▶ [Recorded data]
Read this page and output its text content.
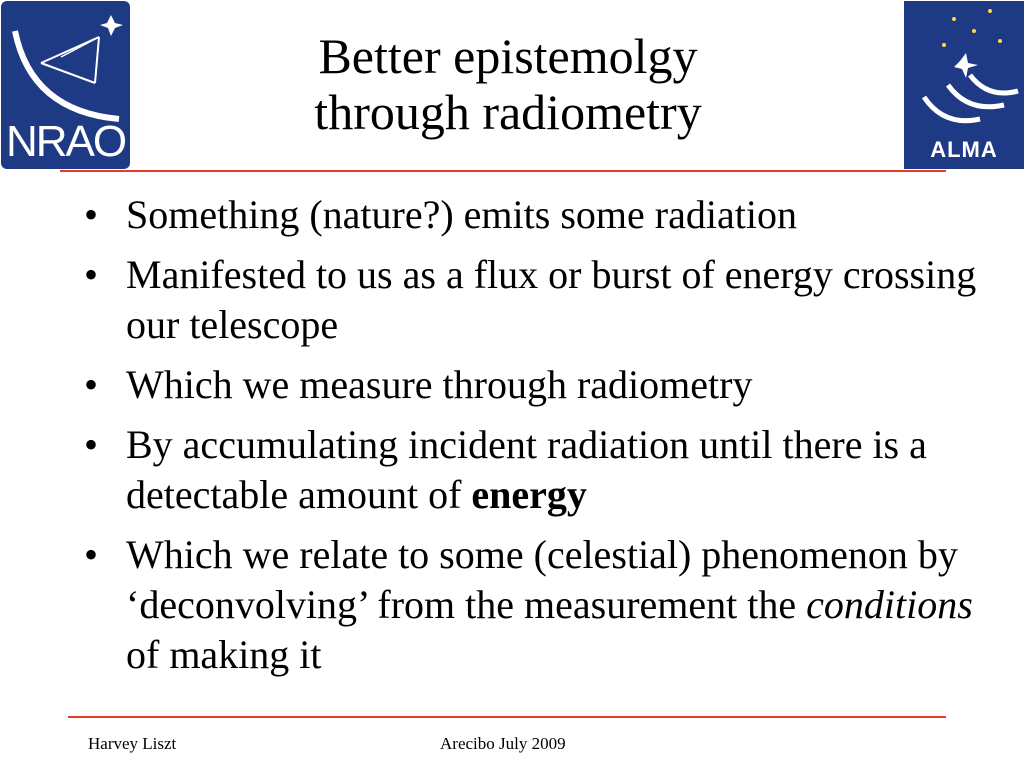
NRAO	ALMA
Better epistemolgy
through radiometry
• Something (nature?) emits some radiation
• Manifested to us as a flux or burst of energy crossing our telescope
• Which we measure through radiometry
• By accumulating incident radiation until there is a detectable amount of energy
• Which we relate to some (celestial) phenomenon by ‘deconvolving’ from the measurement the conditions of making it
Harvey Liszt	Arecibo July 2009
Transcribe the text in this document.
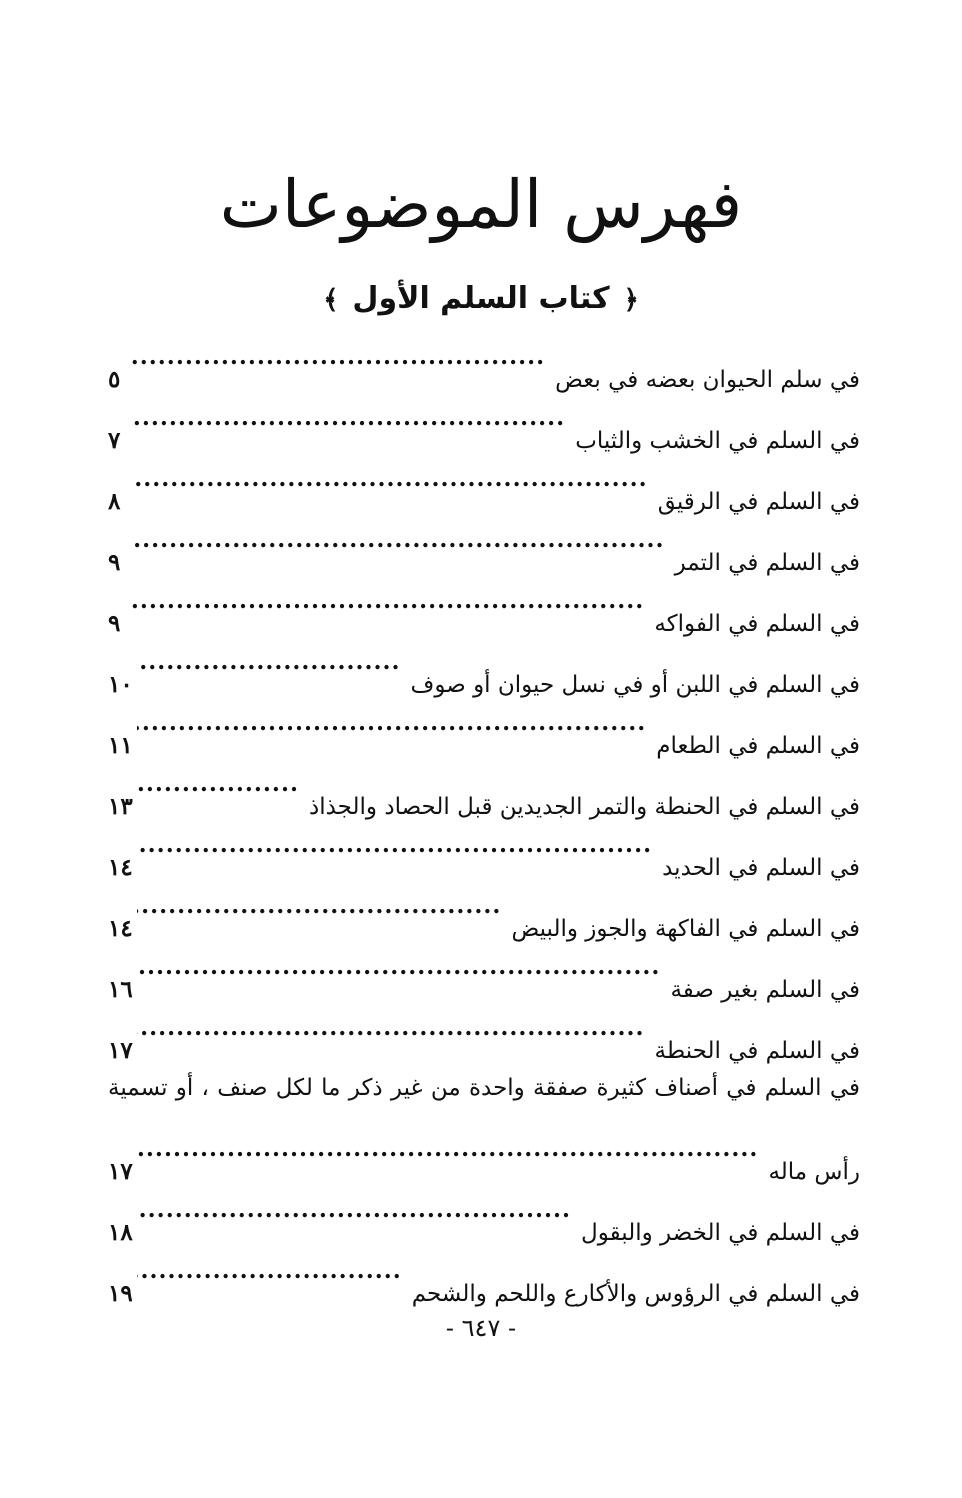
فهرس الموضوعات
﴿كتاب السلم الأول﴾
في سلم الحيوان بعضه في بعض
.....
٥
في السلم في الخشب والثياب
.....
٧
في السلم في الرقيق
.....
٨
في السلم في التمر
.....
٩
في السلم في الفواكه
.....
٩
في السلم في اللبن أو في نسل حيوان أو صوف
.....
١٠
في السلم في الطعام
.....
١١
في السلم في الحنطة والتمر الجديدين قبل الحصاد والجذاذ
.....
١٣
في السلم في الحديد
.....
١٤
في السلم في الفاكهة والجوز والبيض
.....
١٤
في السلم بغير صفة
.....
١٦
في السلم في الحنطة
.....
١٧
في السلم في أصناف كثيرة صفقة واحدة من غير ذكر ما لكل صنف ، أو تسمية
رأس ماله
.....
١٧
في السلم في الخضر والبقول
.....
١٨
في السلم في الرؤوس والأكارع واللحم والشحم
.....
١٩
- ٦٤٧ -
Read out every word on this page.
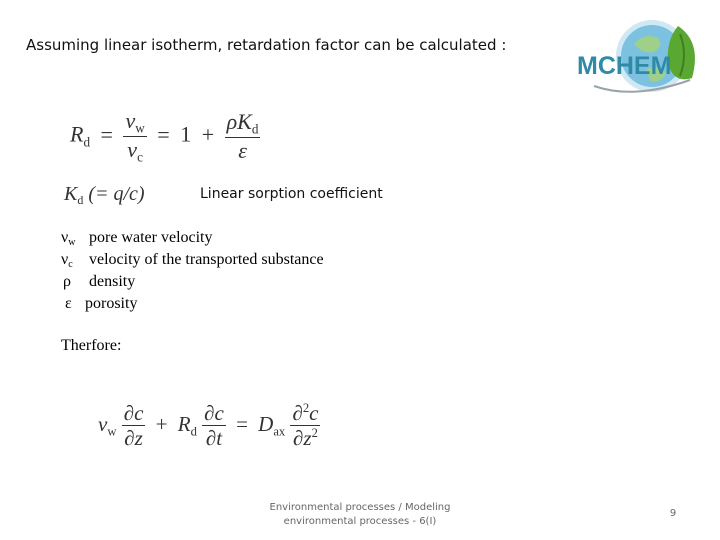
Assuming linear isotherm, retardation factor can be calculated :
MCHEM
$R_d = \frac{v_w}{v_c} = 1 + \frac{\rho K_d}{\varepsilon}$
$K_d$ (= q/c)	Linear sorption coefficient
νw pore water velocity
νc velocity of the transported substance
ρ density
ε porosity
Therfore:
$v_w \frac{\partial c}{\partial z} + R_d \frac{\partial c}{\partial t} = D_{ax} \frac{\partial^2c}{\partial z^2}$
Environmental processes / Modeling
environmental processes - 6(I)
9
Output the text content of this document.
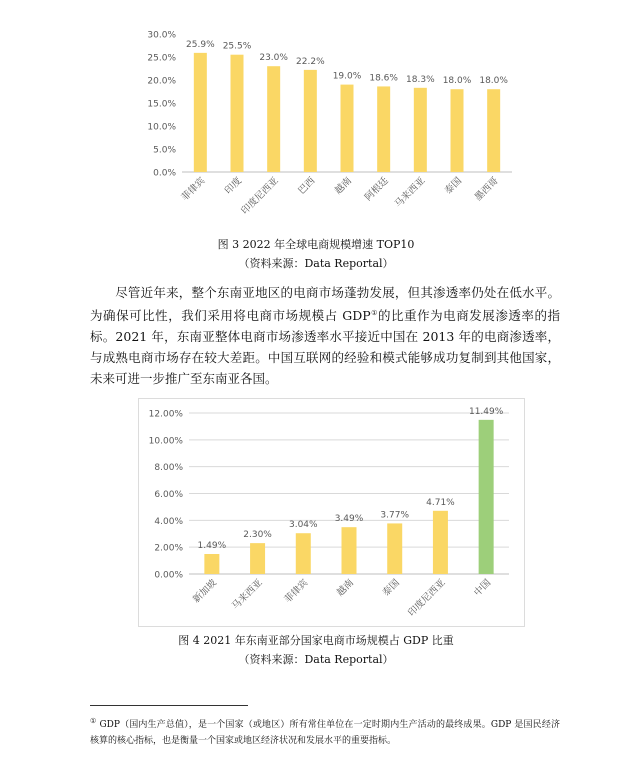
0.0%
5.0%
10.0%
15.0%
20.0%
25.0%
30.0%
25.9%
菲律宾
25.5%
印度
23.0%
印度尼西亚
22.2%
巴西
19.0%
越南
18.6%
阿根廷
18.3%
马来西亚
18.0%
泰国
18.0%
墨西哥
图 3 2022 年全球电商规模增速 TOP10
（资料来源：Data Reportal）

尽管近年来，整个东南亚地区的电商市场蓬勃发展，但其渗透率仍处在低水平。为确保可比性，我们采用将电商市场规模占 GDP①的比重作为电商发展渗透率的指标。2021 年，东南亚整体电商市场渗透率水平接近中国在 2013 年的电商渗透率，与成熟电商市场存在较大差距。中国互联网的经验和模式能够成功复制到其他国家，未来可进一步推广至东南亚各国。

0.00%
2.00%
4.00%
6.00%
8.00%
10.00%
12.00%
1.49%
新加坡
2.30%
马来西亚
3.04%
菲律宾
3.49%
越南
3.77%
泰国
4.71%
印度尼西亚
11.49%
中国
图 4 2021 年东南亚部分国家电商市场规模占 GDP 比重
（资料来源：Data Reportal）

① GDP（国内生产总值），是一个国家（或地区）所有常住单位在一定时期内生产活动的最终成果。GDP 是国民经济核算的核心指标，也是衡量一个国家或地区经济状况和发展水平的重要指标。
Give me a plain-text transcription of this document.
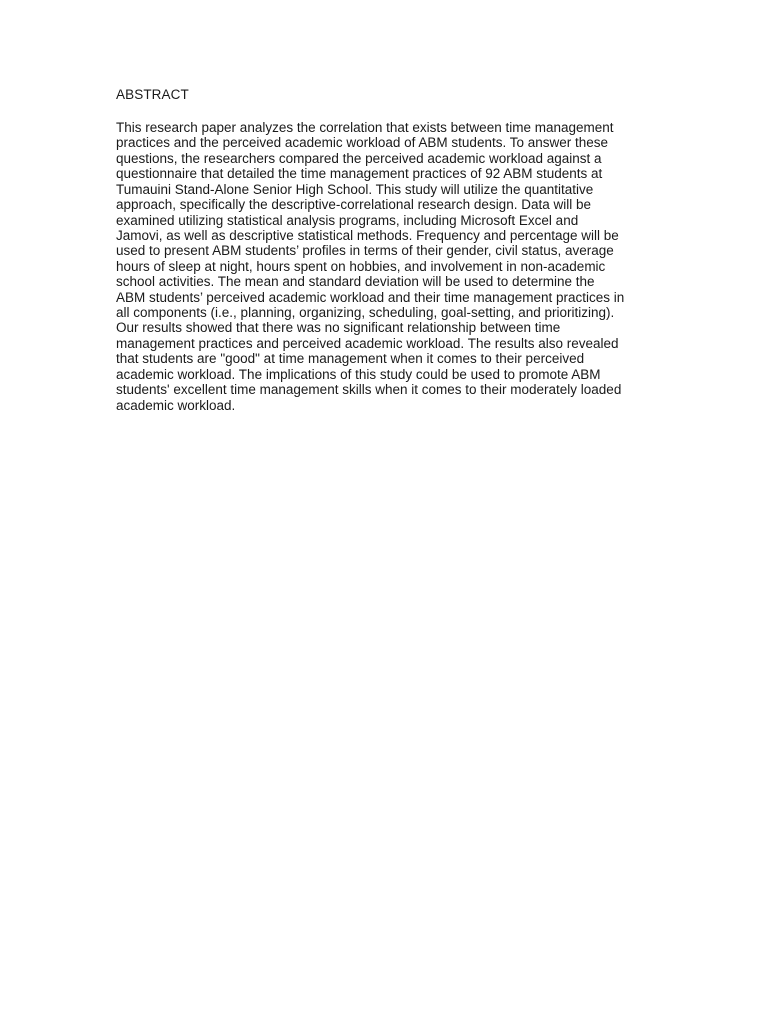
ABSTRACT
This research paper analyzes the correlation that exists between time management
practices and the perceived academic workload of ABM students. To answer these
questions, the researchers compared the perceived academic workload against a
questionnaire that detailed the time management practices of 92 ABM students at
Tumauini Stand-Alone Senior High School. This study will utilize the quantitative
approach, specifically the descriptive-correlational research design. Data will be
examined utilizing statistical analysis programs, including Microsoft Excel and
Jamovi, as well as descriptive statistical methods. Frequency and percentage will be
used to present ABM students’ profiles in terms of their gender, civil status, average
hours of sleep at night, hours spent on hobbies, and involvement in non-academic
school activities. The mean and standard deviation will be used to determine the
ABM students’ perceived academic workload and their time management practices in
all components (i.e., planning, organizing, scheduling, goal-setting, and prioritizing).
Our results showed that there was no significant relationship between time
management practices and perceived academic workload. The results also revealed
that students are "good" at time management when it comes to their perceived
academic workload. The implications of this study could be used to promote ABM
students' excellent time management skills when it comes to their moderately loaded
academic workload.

▶ [Written problem]
Strip out the pictures and quote the remaining data word for word.

▶ [Result of this task]
Read this page and output its text content.
NRAO	ALMA
Better epistemolgy
through radiometry
• Something (nature?) emits some radiation
• Manifested to us as a flux or burst of energy crossing our telescope
• Which we measure through radiometry
• By accumulating incident radiation until there is a detectable amount of energy
• Which we relate to some (celestial) phenomenon by ‘deconvolving’ from the measurement the conditions of making it
Harvey Liszt	Arecibo July 2009
Transcribe the text in this document.
فهرس الموضوعات
﴿كتاب السلم الأول﴾
في سلم الحيوان بعضه في بعض
.....
٥
في السلم في الخشب والثياب
.....
٧
في السلم في الرقيق
.....
٨
في السلم في التمر
.....
٩
في السلم في الفواكه
.....
٩
في السلم في اللبن أو في نسل حيوان أو صوف
.....
١٠
في السلم في الطعام
.....
١١
في السلم في الحنطة والتمر الجديدين قبل الحصاد والجذاذ
.....
١٣
في السلم في الحديد
.....
١٤
في السلم في الفاكهة والجوز والبيض
.....
١٤
في السلم بغير صفة
.....
١٦
في السلم في الحنطة
.....
١٧
في السلم في أصناف كثيرة صفقة واحدة من غير ذكر ما لكل صنف ، أو تسمية
رأس ماله
.....
١٧
في السلم في الخضر والبقول
.....
١٨
في السلم في الرؤوس والأكارع واللحم والشحم
.....
١٩
- ٦٤٧ -
Read out every word on this page.
Assuming linear isotherm, retardation factor can be calculated :
MCHEM
$R_d = \frac{v_w}{v_c} = 1 + \frac{\rho K_d}{\varepsilon}$
$K_d$ (= q/c)	Linear sorption coefficient
νw pore water velocity
νc velocity of the transported substance
ρ density
ε porosity
Therfore:
$v_w \frac{\partial c}{\partial z} + R_d \frac{\partial c}{\partial t} = D_{ax} \frac{\partial^2c}{\partial z^2}$
Environmental processes / Modeling
environmental processes - 6(I)
9
Output the text content of this document.
0.0%
5.0%
10.0%
15.0%
20.0%
25.0%
30.0%
25.9%
菲律宾
25.5%
印度
23.0%
印度尼西亚
22.2%
巴西
19.0%
越南
18.6%
阿根廷
18.3%
马来西亚
18.0%
泰国
18.0%
墨西哥
图 3 2022 年全球电商规模增速 TOP10
（资料来源：Data Reportal）

尽管近年来，整个东南亚地区的电商市场蓬勃发展，但其渗透率仍处在低水平。为确保可比性，我们采用将电商市场规模占 GDP①的比重作为电商发展渗透率的指标。2021 年，东南亚整体电商市场渗透率水平接近中国在 2013 年的电商渗透率，与成熟电商市场存在较大差距。中国互联网的经验和模式能够成功复制到其他国家，未来可进一步推广至东南亚各国。

0.00%
2.00%
4.00%
6.00%
8.00%
10.00%
12.00%
1.49%
新加坡
2.30%
马来西亚
3.04%
菲律宾
3.49%
越南
3.77%
泰国
4.71%
印度尼西亚
11.49%
中国
图 4 2021 年东南亚部分国家电商市场规模占 GDP 比重
（资料来源：Data Reportal）

① GDP（国内生产总值），是一个国家（或地区）所有常住单位在一定时期内生产活动的最终成果。GDP 是国民经济核算的核心指标，也是衡量一个国家或地区经济状况和发展水平的重要指标。
Give me a plain-text transcription of this document.
ABSTRACT
This research paper analyzes the correlation that exists between time management
practices and the perceived academic workload of ABM students. To answer these
questions, the researchers compared the perceived academic workload against a
questionnaire that detailed the time management practices of 92 ABM students at
Tumauini Stand-Alone Senior High School. This study will utilize the quantitative
approach, specifically the descriptive-correlational research design. Data will be
examined utilizing statistical analysis programs, including Microsoft Excel and
Jamovi, as well as descriptive statistical methods. Frequency and percentage will be
used to present ABM students’ profiles in terms of their gender, civil status, average
hours of sleep at night, hours spent on hobbies, and involvement in non-academic
school activities. The mean and standard deviation will be used to determine the
ABM students’ perceived academic workload and their time management practices in
all components (i.e., planning, organizing, scheduling, goal-setting, and prioritizing).
Our results showed that there was no significant relationship between time
management practices and perceived academic workload. The results also revealed
that students are "good" at time management when it comes to their perceived
academic workload. The implications of this study could be used to promote ABM
students' excellent time management skills when it comes to their moderately loaded
academic workload.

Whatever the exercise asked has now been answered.